* _Recorded data_:
********************
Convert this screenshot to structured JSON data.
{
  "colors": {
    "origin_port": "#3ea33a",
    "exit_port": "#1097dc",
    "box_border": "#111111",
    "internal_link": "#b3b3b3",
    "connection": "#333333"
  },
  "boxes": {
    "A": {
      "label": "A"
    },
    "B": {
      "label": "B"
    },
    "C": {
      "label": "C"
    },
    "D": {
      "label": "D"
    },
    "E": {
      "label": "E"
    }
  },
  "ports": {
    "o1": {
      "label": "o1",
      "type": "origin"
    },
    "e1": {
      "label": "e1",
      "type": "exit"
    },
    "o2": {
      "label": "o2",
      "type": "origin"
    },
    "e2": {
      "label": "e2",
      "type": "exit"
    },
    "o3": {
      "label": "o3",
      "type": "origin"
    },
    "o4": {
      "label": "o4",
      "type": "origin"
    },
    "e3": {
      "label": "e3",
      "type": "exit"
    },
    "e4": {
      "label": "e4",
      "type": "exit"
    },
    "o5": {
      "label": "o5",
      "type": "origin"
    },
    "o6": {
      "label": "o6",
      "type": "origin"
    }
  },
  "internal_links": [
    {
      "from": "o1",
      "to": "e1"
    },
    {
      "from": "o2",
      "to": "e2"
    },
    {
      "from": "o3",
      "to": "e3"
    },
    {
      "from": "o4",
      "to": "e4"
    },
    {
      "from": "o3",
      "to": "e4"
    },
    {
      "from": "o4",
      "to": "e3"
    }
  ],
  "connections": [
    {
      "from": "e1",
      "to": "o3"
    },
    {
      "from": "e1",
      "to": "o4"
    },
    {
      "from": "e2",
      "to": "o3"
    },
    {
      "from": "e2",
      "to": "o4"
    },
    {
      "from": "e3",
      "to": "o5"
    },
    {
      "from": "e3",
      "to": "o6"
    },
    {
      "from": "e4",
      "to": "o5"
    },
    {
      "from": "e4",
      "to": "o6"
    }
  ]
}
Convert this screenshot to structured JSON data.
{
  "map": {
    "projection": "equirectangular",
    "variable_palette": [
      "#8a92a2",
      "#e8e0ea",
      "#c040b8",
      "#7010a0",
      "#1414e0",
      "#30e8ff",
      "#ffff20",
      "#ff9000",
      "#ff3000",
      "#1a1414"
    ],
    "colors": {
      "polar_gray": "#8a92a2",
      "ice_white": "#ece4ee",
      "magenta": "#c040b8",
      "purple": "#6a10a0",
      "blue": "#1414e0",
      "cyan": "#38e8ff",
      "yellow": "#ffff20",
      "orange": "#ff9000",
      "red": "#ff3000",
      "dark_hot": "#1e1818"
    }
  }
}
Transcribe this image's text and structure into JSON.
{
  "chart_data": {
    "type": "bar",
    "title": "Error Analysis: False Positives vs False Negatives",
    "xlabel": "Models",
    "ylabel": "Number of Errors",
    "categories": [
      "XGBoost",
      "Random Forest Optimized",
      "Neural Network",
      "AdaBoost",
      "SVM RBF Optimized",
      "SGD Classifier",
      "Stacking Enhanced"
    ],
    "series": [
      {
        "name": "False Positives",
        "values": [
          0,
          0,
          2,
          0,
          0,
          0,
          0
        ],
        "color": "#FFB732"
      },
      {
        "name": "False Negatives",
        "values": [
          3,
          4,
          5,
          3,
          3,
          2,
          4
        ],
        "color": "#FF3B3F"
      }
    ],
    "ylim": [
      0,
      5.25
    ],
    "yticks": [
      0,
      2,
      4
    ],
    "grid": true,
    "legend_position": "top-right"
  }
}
********************
Extract the full listing above without alteration.

Convert this screenshot to structured JSON data.
{
  "colors": {
    "origin_port": "#3ea33a",
    "exit_port": "#1097dc",
    "box_border": "#111111",
    "internal_link": "#b3b3b3",
    "connection": "#333333"
  },
  "boxes": {
    "A": {
      "label": "A"
    },
    "B": {
      "label": "B"
    },
    "C": {
      "label": "C"
    },
    "D": {
      "label": "D"
    },
    "E": {
      "label": "E"
    }
  },
  "ports": {
    "o1": {
      "label": "o1",
      "type": "origin"
    },
    "e1": {
      "label": "e1",
      "type": "exit"
    },
    "o2": {
      "label": "o2",
      "type": "origin"
    },
    "e2": {
      "label": "e2",
      "type": "exit"
    },
    "o3": {
      "label": "o3",
      "type": "origin"
    },
    "o4": {
      "label": "o4",
      "type": "origin"
    },
    "e3": {
      "label": "e3",
      "type": "exit"
    },
    "e4": {
      "label": "e4",
      "type": "exit"
    },
    "o5": {
      "label": "o5",
      "type": "origin"
    },
    "o6": {
      "label": "o6",
      "type": "origin"
    }
  },
  "internal_links": [
    {
      "from": "o1",
      "to": "e1"
    },
    {
      "from": "o2",
      "to": "e2"
    },
    {
      "from": "o3",
      "to": "e3"
    },
    {
      "from": "o4",
      "to": "e4"
    },
    {
      "from": "o3",
      "to": "e4"
    },
    {
      "from": "o4",
      "to": "e3"
    }
  ],
  "connections": [
    {
      "from": "e1",
      "to": "o3"
    },
    {
      "from": "e1",
      "to": "o4"
    },
    {
      "from": "e2",
      "to": "o3"
    },
    {
      "from": "e2",
      "to": "o4"
    },
    {
      "from": "e3",
      "to": "o5"
    },
    {
      "from": "e3",
      "to": "o6"
    },
    {
      "from": "e4",
      "to": "o5"
    },
    {
      "from": "e4",
      "to": "o6"
    }
  ]
}
Convert this screenshot to structured JSON data.
{
  "map": {
    "projection": "equirectangular",
    "variable_palette": [
      "#8a92a2",
      "#e8e0ea",
      "#c040b8",
      "#7010a0",
      "#1414e0",
      "#30e8ff",
      "#ffff20",
      "#ff9000",
      "#ff3000",
      "#1a1414"
    ],
    "colors": {
      "polar_gray": "#8a92a2",
      "ice_white": "#ece4ee",
      "magenta": "#c040b8",
      "purple": "#6a10a0",
      "blue": "#1414e0",
      "cyan": "#38e8ff",
      "yellow": "#ffff20",
      "orange": "#ff9000",
      "red": "#ff3000",
      "dark_hot": "#1e1818"
    }
  }
}
Transcribe this image's text and structure into JSON.
{
  "chart_data": {
    "type": "bar",
    "title": "Error Analysis: False Positives vs False Negatives",
    "xlabel": "Models",
    "ylabel": "Number of Errors",
    "categories": [
      "XGBoost",
      "Random Forest Optimized",
      "Neural Network",
      "AdaBoost",
      "SVM RBF Optimized",
      "SGD Classifier",
      "Stacking Enhanced"
    ],
    "series": [
      {
        "name": "False Positives",
        "values": [
          0,
          0,
          2,
          0,
          0,
          0,
          0
        ],
        "color": "#FFB732"
      },
      {
        "name": "False Negatives",
        "values": [
          3,
          4,
          5,
          3,
          3,
          2,
          4
        ],
        "color": "#FF3B3F"
      }
    ],
    "ylim": [
      0,
      5.25
    ],
    "yticks": [
      0,
      2,
      4
    ],
    "grid": true,
    "legend_position": "top-right"
  }
}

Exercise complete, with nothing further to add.